── Record excerpts

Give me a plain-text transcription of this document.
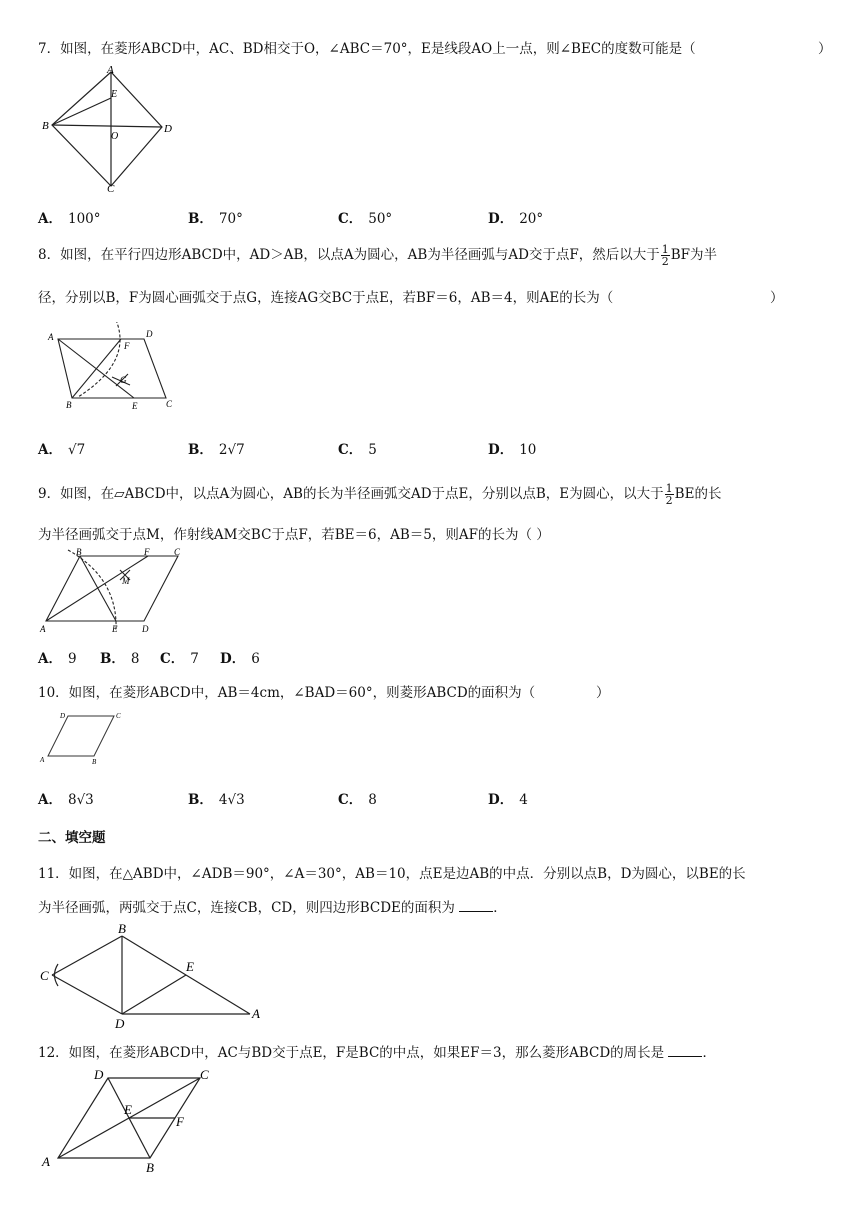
7．如图，在菱形ABCD中，AC、BD相交于O，∠ABC＝70°，E是线段AO上一点，则∠BEC的度数可能是（	）
A
B
C
D
E
O
A． 100°	B． 70°	C． 50°	D． 20°
8．如图，在平行四边形ABCD中，AD＞AB，以点A为圆心，AB为半径画弧与AD交于点F，然后以大于 $\frac{1}{2}$ BF为半
径，分别以B，F为圆心画弧交于点G，连接AG交BC于点E，若BF＝6，AB＝4，则AE的长为（	）
A	D
F
G
B	E	C
A． √7	B． 2√7	C． 5	D． 10
9．如图，在▱ABCD中，以点A为圆心，AB的长为半径画弧交AD于点E，分别以点B，E为圆心，以大于 $\frac{1}{2}$ BE的长
为半径画弧交于点M，作射线AM交BC于点F，若BE＝6，AB＝5，则AF的长为（ ）
B	F	C
M
A	E	D
A． 9 B． 8 C． 7 D． 6
10．如图，在菱形ABCD中，AB＝4cm，∠BAD＝60°，则菱形ABCD的面积为（	）
D	C
A	B
A． 8√3	B． 4√3	C． 8	D． 4
二、填空题
11．如图，在△ABD中，∠ADB＝90°，∠A＝30°，AB＝10，点E是边AB的中点．分别以点B，D为圆心，以BE的长
为半径画弧，两弧交于点C，连接CB，CD，则四边形BCDE的面积为	．
B
C
E
D
A
12．如图，在菱形ABCD中，AC与BD交于点E，F是BC的中点，如果EF＝3，那么菱形ABCD的周长是	．
D	C
E
F
A	B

────

# Exercise
Look through the data above. Copy every line with the string "以点A为圆心" in it.

# Answer
8．如图，在平行四边形ABCD中，AD＞AB，以点A为圆心，AB为半径画弧与AD交于点F，然后以大于 $\frac{1}{2}$ BF为半
9．如图，在▱ABCD中，以点A为圆心，AB的长为半径画弧交AD于点E，分别以点B，E为圆心，以大于 $\frac{1}{2}$ BE的长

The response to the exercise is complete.